**Aim:** In your copy, reproduce the entries exactly as they are, minus the images.

(Stored entries)
-- start --

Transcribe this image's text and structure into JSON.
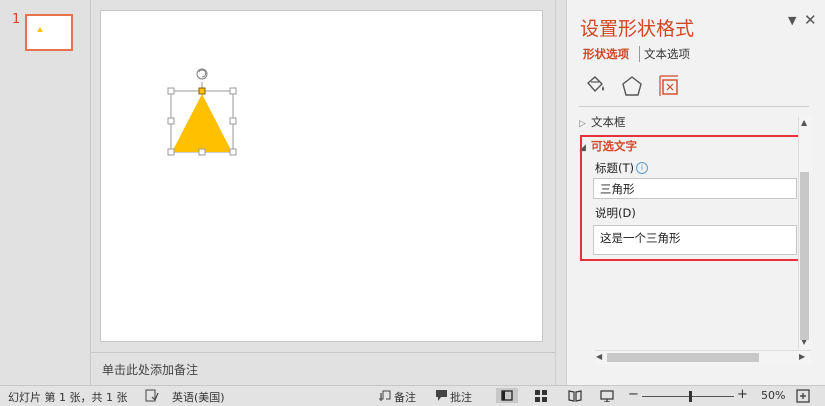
{
  "thumbnails": {
    "number": "1"
  },
  "notes": {
    "placeholder": "单击此处添加备注"
  },
  "pane": {
    "title": "设置形状格式",
    "menu_glyph": "▼",
    "close_glyph": "✕",
    "tabs": [
      "形状选项",
      "文本选项"
    ],
    "icons": [
      "fill-line-icon",
      "effects-icon",
      "size-properties-icon"
    ],
    "sections": {
      "textbox": "文本框",
      "alt_text": "可选文字"
    },
    "fields": {
      "title_label": "标题(T)",
      "title_value": "三角形",
      "desc_label": "说明(D)",
      "desc_value": "这是一个三角形"
    },
    "info_glyph": "i"
  },
  "status": {
    "slide_info": "幻灯片 第 1 张，共 1 张",
    "language": "英语(美国)",
    "notes_label": "备注",
    "comments_label": "批注",
    "zoom": "50%"
  },
  "colors": {
    "accent": "#d24726",
    "shape_fill": "#ffc000",
    "highlight": "#e8303a"
  }
}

-- end --

**Output for this task:**
Transcribe this image's text and structure into JSON.
{
  "thumbnails": {
    "number": "1"
  },
  "notes": {
    "placeholder": "单击此处添加备注"
  },
  "pane": {
    "title": "设置形状格式",
    "menu_glyph": "▼",
    "close_glyph": "✕",
    "tabs": [
      "形状选项",
      "文本选项"
    ],
    "icons": [
      "fill-line-icon",
      "effects-icon",
      "size-properties-icon"
    ],
    "sections": {
      "textbox": "文本框",
      "alt_text": "可选文字"
    },
    "fields": {
      "title_label": "标题(T)",
      "title_value": "三角形",
      "desc_label": "说明(D)",
      "desc_value": "这是一个三角形"
    },
    "info_glyph": "i"
  },
  "status": {
    "slide_info": "幻灯片 第 1 张，共 1 张",
    "language": "英语(美国)",
    "notes_label": "备注",
    "comments_label": "批注",
    "zoom": "50%"
  },
  "colors": {
    "accent": "#d24726",
    "shape_fill": "#ffc000",
    "highlight": "#e8303a"
  }
}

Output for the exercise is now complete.